▸ **EXERCISE AIM**
Where a line of the listing below includes the word "Income", reproduce that line.

▸ **RECORDS FOR THIS EXERCISE**
— START —

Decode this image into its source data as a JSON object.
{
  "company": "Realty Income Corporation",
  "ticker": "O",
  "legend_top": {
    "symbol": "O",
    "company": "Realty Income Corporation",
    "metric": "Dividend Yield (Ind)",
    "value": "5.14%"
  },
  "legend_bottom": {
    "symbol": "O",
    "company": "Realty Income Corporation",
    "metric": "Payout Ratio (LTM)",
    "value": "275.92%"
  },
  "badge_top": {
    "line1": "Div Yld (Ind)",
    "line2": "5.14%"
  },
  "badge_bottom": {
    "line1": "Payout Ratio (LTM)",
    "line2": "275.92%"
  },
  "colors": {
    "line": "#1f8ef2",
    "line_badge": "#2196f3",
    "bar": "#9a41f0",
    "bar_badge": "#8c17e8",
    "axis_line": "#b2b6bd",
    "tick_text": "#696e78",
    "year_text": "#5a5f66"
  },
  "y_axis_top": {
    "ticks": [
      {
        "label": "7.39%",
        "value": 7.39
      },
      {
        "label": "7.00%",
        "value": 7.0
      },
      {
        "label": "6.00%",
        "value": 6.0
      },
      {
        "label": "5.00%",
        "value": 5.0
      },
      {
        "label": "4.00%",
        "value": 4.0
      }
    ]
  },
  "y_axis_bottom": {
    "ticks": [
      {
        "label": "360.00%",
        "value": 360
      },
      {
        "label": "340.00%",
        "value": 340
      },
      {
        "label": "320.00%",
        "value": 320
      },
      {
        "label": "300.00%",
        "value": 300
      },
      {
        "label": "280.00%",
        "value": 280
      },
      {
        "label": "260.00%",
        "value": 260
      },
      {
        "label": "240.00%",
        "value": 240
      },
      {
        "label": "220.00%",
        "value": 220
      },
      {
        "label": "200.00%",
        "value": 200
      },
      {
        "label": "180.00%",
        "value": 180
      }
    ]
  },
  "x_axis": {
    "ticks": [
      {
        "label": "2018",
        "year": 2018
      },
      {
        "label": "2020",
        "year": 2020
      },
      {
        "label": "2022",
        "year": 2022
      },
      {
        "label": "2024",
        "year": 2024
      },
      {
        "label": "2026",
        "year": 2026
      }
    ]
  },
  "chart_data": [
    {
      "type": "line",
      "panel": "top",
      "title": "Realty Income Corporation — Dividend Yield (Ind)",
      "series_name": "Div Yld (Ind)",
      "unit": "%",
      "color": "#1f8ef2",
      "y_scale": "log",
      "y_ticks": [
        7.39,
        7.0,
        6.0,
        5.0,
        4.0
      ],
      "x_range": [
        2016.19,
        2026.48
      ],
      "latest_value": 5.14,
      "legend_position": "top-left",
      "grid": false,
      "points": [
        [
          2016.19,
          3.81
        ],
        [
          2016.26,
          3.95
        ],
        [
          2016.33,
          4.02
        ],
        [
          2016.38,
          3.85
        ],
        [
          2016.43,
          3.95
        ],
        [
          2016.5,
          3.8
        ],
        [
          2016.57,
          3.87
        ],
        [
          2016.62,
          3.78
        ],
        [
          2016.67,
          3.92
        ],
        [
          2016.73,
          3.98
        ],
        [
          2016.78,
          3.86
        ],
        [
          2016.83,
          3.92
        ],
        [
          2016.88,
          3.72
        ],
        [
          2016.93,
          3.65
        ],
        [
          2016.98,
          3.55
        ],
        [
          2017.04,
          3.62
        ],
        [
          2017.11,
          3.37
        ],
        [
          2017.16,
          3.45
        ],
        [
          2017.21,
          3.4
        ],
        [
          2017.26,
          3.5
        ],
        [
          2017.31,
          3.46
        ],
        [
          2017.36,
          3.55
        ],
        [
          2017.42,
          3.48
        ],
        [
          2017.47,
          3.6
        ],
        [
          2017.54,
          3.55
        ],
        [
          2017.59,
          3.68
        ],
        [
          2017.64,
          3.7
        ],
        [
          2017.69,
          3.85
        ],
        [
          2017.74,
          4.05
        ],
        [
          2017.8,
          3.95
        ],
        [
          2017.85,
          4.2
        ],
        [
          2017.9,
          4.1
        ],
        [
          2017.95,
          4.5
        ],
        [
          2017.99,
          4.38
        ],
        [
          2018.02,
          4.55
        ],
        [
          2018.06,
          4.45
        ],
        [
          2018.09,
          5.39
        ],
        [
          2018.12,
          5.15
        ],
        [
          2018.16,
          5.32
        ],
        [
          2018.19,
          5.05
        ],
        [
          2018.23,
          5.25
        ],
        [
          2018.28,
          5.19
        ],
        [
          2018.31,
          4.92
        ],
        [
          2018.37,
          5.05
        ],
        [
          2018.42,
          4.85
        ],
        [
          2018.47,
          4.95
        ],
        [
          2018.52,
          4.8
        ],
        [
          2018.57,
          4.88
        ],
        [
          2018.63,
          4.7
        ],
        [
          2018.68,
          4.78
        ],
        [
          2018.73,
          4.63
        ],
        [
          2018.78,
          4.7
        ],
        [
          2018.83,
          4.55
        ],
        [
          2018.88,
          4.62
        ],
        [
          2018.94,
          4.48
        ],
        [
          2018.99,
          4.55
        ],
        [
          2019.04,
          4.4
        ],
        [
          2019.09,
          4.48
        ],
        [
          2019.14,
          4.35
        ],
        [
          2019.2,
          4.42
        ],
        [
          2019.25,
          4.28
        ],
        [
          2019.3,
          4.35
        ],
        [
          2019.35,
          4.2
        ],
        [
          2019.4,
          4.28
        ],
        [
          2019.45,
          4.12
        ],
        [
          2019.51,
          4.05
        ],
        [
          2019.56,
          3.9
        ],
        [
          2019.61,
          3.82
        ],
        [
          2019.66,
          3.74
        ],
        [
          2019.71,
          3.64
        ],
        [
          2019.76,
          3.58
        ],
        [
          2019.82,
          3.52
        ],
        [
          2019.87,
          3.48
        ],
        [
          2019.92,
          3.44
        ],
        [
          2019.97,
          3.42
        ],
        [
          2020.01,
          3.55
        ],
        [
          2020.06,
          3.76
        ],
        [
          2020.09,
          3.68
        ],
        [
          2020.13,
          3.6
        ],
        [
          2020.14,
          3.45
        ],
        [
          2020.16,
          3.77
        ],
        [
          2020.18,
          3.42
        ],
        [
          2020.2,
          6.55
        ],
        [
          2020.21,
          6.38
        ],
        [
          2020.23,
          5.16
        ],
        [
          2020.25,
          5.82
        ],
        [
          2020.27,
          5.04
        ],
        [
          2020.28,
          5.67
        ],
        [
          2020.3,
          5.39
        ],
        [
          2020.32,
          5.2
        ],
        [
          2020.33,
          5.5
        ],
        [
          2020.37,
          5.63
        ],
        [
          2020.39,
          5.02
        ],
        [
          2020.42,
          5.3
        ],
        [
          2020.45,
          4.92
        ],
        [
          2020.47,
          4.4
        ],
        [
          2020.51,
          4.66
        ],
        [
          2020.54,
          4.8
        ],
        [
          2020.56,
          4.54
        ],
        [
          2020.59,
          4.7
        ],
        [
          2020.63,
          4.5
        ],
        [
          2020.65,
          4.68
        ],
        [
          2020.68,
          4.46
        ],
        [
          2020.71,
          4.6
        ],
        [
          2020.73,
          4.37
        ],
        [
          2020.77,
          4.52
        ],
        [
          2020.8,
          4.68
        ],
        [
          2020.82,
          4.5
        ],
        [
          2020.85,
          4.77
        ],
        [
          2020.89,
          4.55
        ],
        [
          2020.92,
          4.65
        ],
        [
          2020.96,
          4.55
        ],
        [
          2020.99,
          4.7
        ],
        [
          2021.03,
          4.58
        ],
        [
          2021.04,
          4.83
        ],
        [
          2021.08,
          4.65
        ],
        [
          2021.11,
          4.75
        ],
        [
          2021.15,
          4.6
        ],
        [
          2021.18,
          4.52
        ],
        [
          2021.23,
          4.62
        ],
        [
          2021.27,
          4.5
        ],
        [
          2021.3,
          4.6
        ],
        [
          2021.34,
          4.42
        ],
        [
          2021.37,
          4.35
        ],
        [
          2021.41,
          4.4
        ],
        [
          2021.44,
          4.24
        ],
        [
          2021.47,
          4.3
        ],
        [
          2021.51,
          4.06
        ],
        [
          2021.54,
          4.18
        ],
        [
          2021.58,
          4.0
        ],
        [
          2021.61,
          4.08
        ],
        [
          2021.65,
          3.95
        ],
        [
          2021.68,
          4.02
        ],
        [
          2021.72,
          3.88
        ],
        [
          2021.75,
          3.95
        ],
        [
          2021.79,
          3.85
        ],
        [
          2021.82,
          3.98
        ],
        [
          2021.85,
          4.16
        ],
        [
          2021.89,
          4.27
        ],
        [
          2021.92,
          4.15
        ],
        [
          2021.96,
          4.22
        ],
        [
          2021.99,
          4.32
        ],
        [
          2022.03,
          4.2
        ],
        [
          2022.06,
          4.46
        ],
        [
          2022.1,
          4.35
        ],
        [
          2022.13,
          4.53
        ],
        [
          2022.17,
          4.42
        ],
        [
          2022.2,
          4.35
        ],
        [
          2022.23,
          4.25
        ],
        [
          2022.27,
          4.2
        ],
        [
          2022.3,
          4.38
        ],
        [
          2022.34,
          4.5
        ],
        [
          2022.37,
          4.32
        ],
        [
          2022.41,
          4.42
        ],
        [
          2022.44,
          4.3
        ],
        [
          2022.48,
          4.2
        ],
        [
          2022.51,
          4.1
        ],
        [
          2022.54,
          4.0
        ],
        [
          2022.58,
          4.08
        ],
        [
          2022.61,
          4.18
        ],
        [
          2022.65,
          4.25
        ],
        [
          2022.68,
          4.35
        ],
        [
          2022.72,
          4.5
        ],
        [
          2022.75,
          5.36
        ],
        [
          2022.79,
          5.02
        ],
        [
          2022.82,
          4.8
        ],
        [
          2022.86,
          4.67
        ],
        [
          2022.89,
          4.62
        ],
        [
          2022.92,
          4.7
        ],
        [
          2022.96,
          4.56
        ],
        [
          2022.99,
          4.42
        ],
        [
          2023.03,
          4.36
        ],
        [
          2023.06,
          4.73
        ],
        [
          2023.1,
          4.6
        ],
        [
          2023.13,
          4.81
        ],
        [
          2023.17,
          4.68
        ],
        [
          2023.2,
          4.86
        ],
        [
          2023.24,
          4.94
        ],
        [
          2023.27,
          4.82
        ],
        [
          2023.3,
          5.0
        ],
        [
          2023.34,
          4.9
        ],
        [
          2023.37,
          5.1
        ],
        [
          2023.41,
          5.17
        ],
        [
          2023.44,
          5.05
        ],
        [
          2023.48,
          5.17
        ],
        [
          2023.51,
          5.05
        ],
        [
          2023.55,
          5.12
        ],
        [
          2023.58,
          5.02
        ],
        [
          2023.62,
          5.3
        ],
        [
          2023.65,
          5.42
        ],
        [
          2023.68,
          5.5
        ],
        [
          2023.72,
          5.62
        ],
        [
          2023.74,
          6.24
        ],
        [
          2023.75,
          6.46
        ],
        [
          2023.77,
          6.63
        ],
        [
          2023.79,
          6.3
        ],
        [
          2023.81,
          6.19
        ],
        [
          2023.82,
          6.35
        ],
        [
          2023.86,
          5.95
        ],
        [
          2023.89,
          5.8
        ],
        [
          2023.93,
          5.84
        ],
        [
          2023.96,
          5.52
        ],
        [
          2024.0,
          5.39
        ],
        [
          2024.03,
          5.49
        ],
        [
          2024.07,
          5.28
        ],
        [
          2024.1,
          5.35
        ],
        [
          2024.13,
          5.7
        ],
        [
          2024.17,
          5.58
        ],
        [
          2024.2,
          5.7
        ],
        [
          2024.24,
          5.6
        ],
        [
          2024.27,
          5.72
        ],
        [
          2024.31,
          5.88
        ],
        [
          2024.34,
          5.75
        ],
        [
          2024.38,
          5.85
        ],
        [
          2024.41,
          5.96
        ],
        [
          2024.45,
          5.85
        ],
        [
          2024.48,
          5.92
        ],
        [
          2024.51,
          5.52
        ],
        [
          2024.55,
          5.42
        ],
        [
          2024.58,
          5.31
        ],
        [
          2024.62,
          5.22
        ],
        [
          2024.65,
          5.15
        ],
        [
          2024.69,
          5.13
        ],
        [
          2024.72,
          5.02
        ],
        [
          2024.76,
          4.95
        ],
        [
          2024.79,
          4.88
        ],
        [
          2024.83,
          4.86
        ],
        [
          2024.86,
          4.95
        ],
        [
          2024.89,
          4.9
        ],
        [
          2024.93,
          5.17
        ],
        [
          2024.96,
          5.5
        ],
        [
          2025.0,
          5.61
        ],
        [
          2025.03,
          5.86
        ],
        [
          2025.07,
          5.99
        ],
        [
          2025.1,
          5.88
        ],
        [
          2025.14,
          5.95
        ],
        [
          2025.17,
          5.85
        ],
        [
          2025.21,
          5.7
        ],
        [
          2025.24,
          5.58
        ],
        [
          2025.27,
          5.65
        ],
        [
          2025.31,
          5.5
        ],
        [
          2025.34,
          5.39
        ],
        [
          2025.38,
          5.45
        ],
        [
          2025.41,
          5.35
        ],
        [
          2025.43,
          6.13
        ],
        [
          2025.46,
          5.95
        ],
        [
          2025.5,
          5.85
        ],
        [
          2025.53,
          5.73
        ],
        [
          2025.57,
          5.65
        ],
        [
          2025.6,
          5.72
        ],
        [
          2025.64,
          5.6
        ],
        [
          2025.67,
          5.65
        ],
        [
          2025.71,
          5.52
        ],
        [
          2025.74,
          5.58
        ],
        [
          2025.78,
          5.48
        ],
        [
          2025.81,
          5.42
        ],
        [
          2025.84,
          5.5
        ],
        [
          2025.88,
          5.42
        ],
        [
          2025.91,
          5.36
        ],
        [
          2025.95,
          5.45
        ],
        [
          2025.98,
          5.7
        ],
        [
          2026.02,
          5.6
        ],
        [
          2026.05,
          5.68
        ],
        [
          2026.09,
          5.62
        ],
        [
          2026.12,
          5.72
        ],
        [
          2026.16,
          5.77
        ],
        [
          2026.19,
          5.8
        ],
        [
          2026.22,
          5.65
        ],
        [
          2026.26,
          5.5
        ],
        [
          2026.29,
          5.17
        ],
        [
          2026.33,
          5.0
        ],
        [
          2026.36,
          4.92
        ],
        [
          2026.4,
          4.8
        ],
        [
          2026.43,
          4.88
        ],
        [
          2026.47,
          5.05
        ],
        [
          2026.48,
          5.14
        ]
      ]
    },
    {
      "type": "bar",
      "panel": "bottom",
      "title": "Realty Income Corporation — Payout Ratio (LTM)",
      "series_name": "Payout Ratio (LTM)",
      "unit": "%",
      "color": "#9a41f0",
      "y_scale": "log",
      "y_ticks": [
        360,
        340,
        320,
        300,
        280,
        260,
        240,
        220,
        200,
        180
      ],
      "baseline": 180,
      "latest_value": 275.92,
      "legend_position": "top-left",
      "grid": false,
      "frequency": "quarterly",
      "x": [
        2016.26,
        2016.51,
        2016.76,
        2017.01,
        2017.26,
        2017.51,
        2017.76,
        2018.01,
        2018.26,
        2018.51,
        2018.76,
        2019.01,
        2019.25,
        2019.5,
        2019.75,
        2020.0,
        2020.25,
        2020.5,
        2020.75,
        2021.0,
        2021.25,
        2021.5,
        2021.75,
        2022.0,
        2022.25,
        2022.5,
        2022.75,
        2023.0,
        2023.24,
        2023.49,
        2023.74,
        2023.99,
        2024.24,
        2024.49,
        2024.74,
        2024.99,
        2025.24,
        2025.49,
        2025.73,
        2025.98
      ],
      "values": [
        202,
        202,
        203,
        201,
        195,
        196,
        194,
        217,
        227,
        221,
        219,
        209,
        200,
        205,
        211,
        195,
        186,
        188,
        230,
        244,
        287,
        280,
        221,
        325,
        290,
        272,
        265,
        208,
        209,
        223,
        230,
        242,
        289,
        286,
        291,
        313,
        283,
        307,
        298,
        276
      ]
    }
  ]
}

— END —

▸ **EXERCISE RESULT**
  "company": "Realty Income Corporation",
    "company": "Realty Income Corporation",
    "company": "Realty Income Corporation",
      "title": "Realty Income Corporation — Dividend Yield (Ind)",
      "title": "Realty Income Corporation — Payout Ratio (LTM)",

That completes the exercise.